--- BEGIN ---
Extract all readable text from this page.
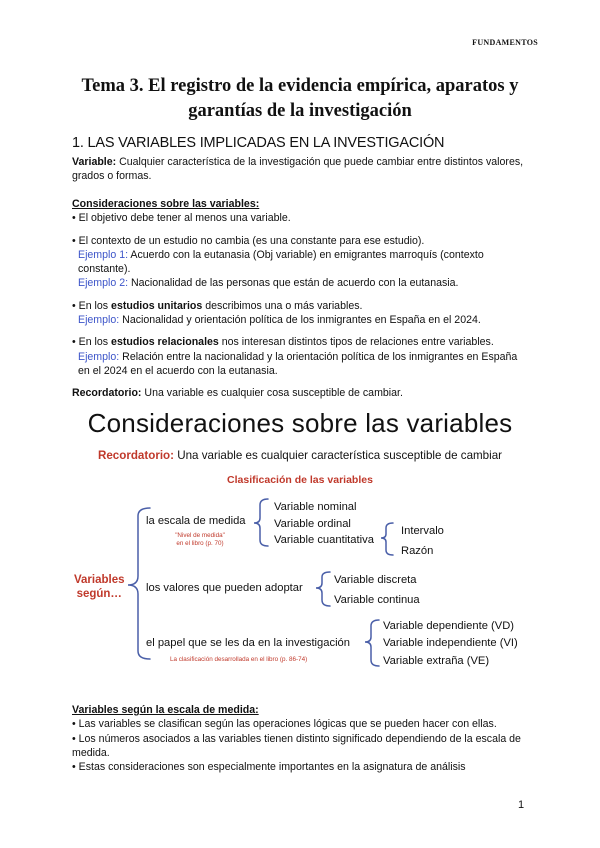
FUNDAMENTOS
Tema 3. El registro de la evidencia empírica, aparatos y
garantías de la investigación
1. LAS VARIABLES IMPLICADAS EN LA INVESTIGACIÓN
Variable: Cualquier característica de la investigación que puede cambiar entre distintos valores, grados o formas.
Consideraciones sobre las variables:
• El objetivo debe tener al menos una variable.
• El contexto de un estudio no cambia (es una constante para ese estudio).
Ejemplo 1: Acuerdo con la eutanasia (Obj variable) en emigrantes marroquís (contexto constante).
Ejemplo 2: Nacionalidad de las personas que están de acuerdo con la eutanasia.
• En los estudios unitarios describimos una o más variables.
Ejemplo: Nacionalidad y orientación política de los inmigrantes en España en el 2024.
• En los estudios relacionales nos interesan distintos tipos de relaciones entre variables.
Ejemplo: Relación entre la nacionalidad y la orientación política de los inmigrantes en España en el 2024 en el acuerdo con la eutanasia.
Recordatorio: Una variable es cualquier cosa susceptible de cambiar.
Consideraciones sobre las variables
Recordatorio: Una variable es cualquier característica susceptible de cambiar
Clasificación de las variables
Variables
según…
la escala de medida
"Nivel de medida"
en el libro (p. 70)
Variable nominal
Variable ordinal
Variable cuantitativa
Intervalo
Razón
los valores que pueden adoptar
Variable discreta
Variable continua
el papel que se les da en la investigación
La clasificación desarrollada en el libro (p. 86-74)
Variable dependiente (VD)
Variable independiente (VI)
Variable extraña (VE)
Variables según la escala de medida:
• Las variables se clasifican según las operaciones lógicas que se pueden hacer con ellas.
• Los números asociados a las variables tienen distinto significado dependiendo de la escala de medida.
• Estas consideraciones son especialmente importantes en la asignatura de análisis
1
--- END ---
REQUEST »
Output the material word for word, omitting its pictures.

PROBLEM SOLUTION »
Extract all readable text from this page.
FUNDAMENTOS
Tema 3. El registro de la evidencia empírica, aparatos y
garantías de la investigación
1. LAS VARIABLES IMPLICADAS EN LA INVESTIGACIÓN
Variable: Cualquier característica de la investigación que puede cambiar entre distintos valores, grados o formas.
Consideraciones sobre las variables:
• El objetivo debe tener al menos una variable.
• El contexto de un estudio no cambia (es una constante para ese estudio).
Ejemplo 1: Acuerdo con la eutanasia (Obj variable) en emigrantes marroquís (contexto constante).
Ejemplo 2: Nacionalidad de las personas que están de acuerdo con la eutanasia.
• En los estudios unitarios describimos una o más variables.
Ejemplo: Nacionalidad y orientación política de los inmigrantes en España en el 2024.
• En los estudios relacionales nos interesan distintos tipos de relaciones entre variables.
Ejemplo: Relación entre la nacionalidad y la orientación política de los inmigrantes en España en el 2024 en el acuerdo con la eutanasia.
Recordatorio: Una variable es cualquier cosa susceptible de cambiar.
Consideraciones sobre las variables
Recordatorio: Una variable es cualquier característica susceptible de cambiar
Clasificación de las variables
Variables
según…
la escala de medida
"Nivel de medida"
en el libro (p. 70)
Variable nominal
Variable ordinal
Variable cuantitativa
Intervalo
Razón
los valores que pueden adoptar
Variable discreta
Variable continua
el papel que se les da en la investigación
La clasificación desarrollada en el libro (p. 86-74)
Variable dependiente (VD)
Variable independiente (VI)
Variable extraña (VE)
Variables según la escala de medida:
• Las variables se clasifican según las operaciones lógicas que se pueden hacer con ellas.
• Los números asociados a las variables tienen distinto significado dependiendo de la escala de medida.
• Estas consideraciones son especialmente importantes en la asignatura de análisis
1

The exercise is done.